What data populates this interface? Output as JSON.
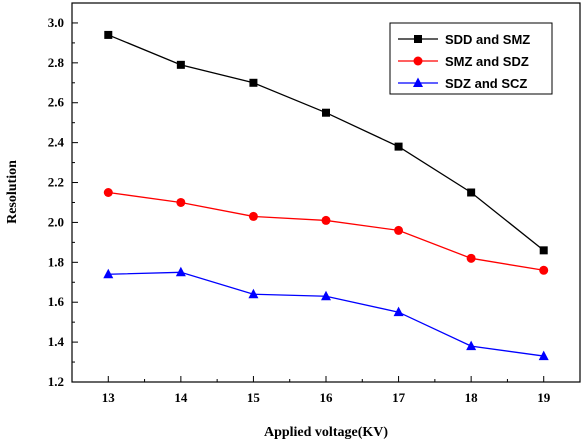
{
  "chart_data": {
    "type": "line",
    "xlabel": "Applied voltage(KV)",
    "ylabel": "Resolution",
    "x": [
      13,
      14,
      15,
      16,
      17,
      18,
      19
    ],
    "xlim": [
      12.5,
      19.5
    ],
    "ylim": [
      1.2,
      3.1
    ],
    "xticks": [
      "13",
      "14",
      "15",
      "16",
      "17",
      "18",
      "19"
    ],
    "yticks": [
      "1.2",
      "1.4",
      "1.6",
      "1.8",
      "2.0",
      "2.2",
      "2.4",
      "2.6",
      "2.8",
      "3.0"
    ],
    "legend_position": "top-right",
    "grid": false,
    "series": [
      {
        "name": "SDD and SMZ",
        "color": "#000000",
        "marker": "square",
        "values": [
          2.94,
          2.79,
          2.7,
          2.55,
          2.38,
          2.15,
          1.86
        ]
      },
      {
        "name": "SMZ and SDZ",
        "color": "#ff0000",
        "marker": "circle",
        "values": [
          2.15,
          2.1,
          2.03,
          2.01,
          1.96,
          1.82,
          1.76
        ]
      },
      {
        "name": "SDZ and SCZ",
        "color": "#0000ff",
        "marker": "triangle",
        "values": [
          1.74,
          1.75,
          1.64,
          1.63,
          1.55,
          1.38,
          1.33
        ]
      }
    ]
  }
}
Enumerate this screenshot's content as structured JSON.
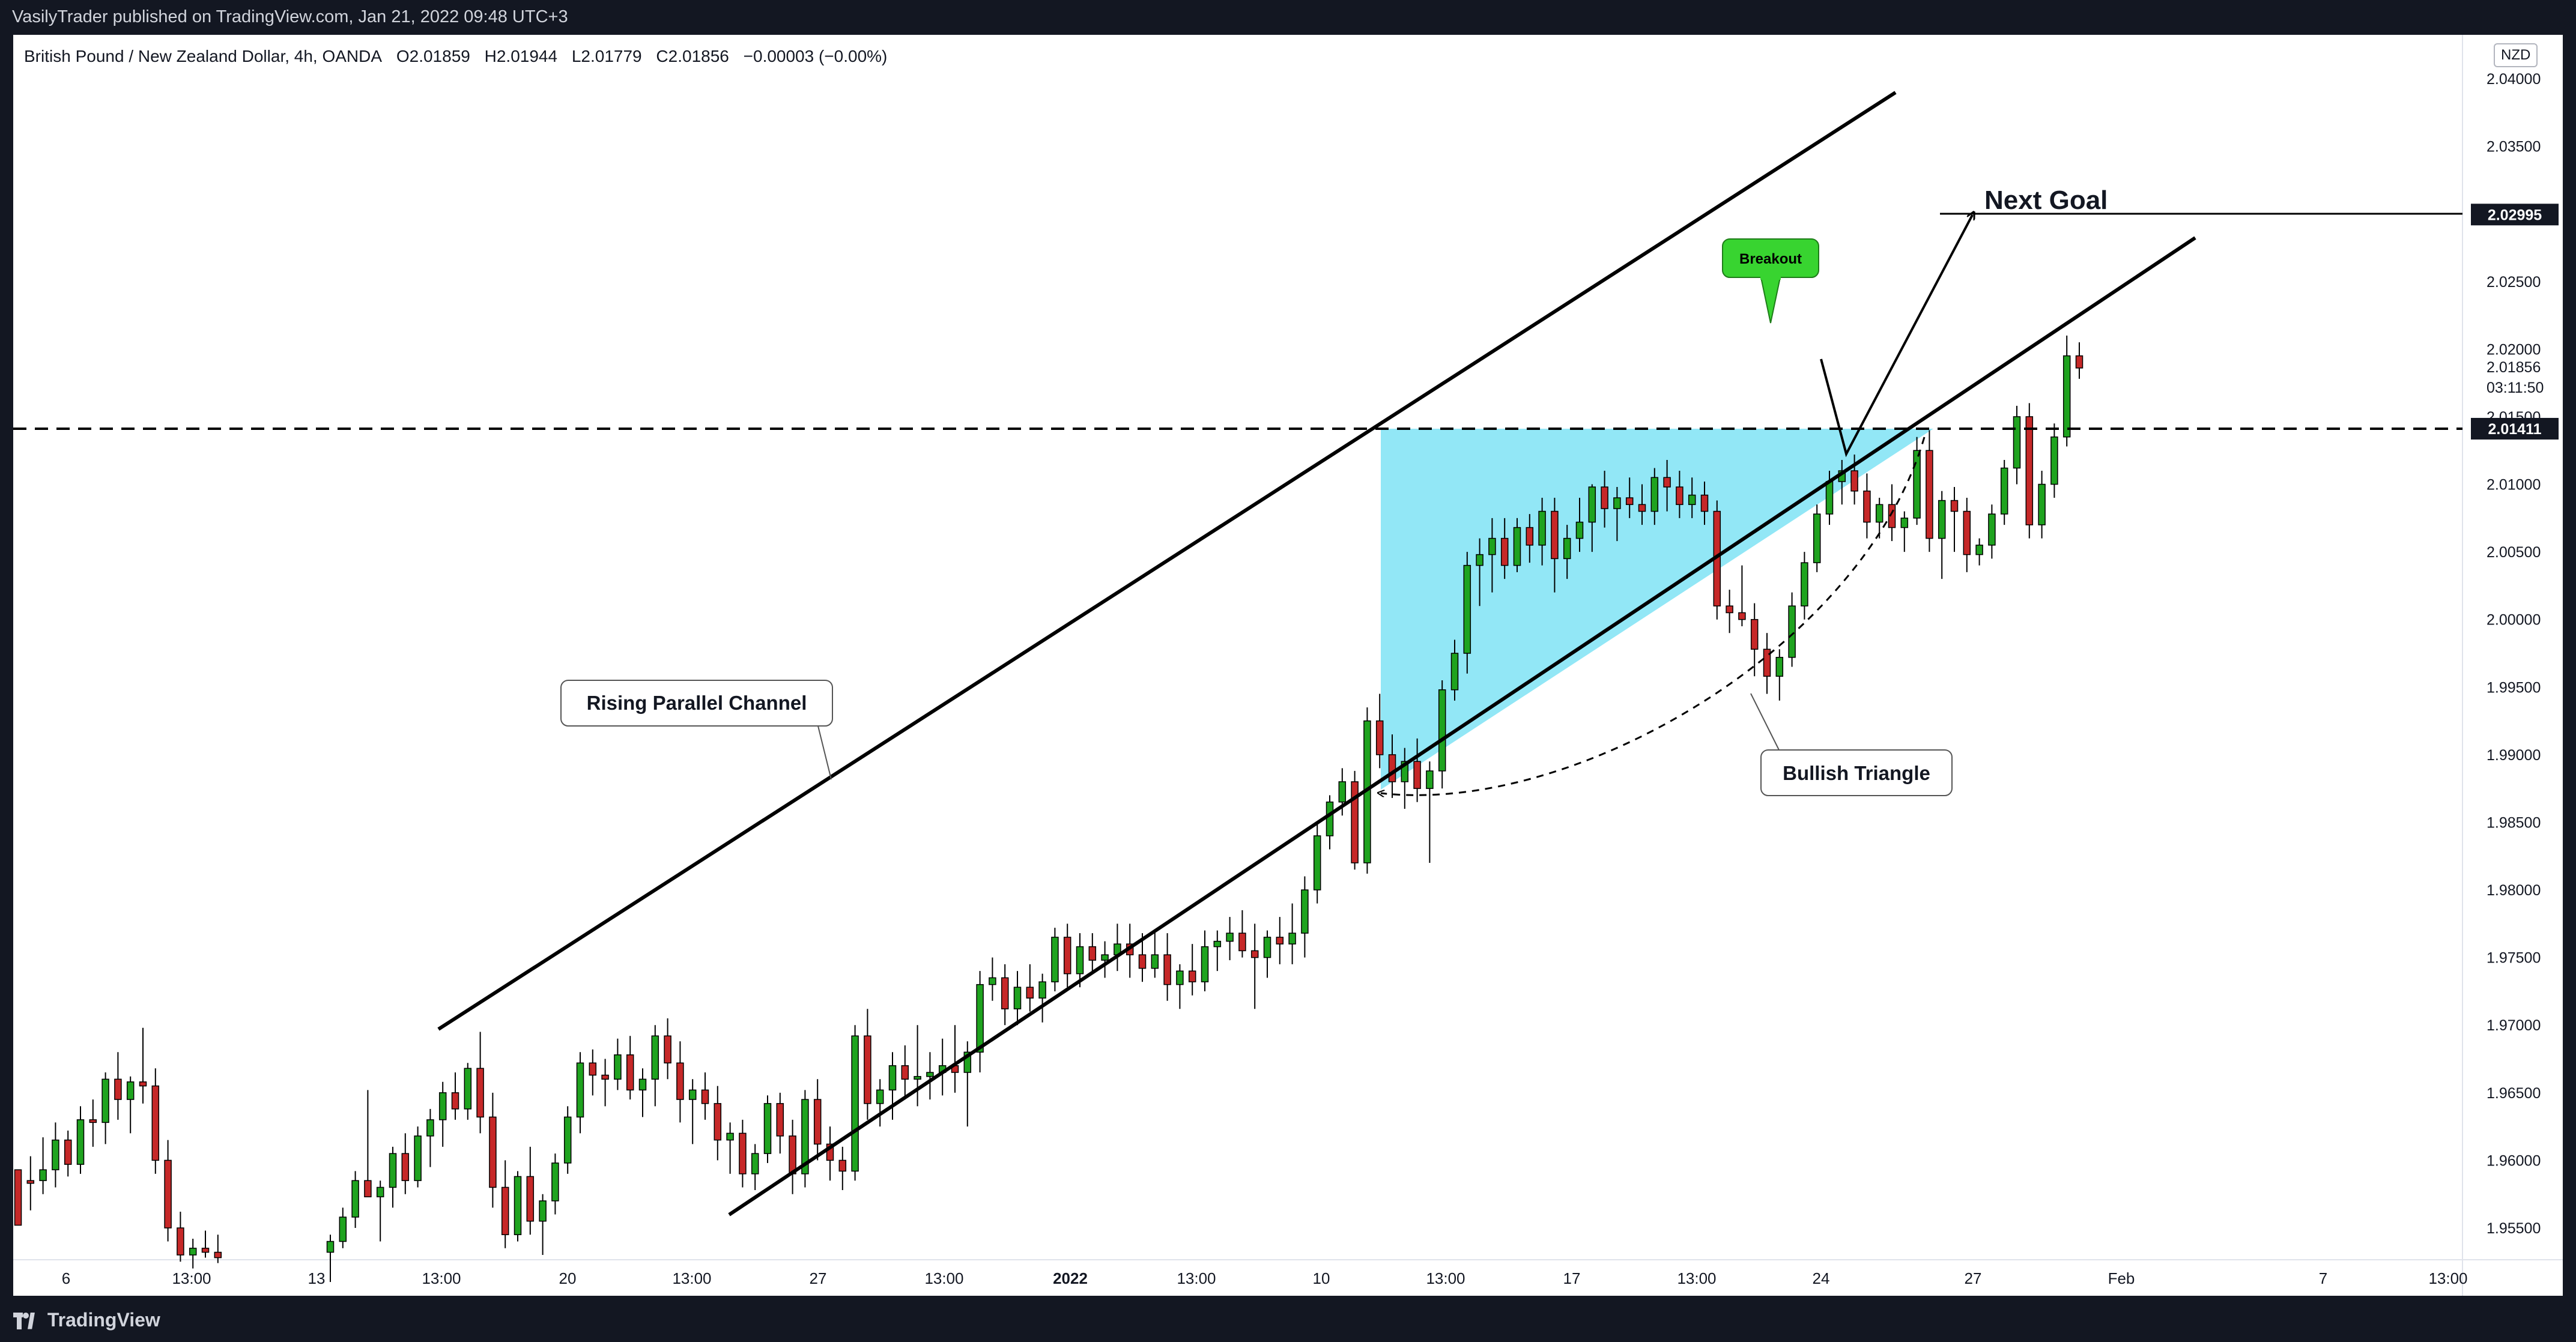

* * * *

Find the string "color" in the records, then copy each line where it occurs.

• WRITTEN RESPONSE:
        "color": "#000000",
        "color": "#ff0000",
        "color": "#0000ff",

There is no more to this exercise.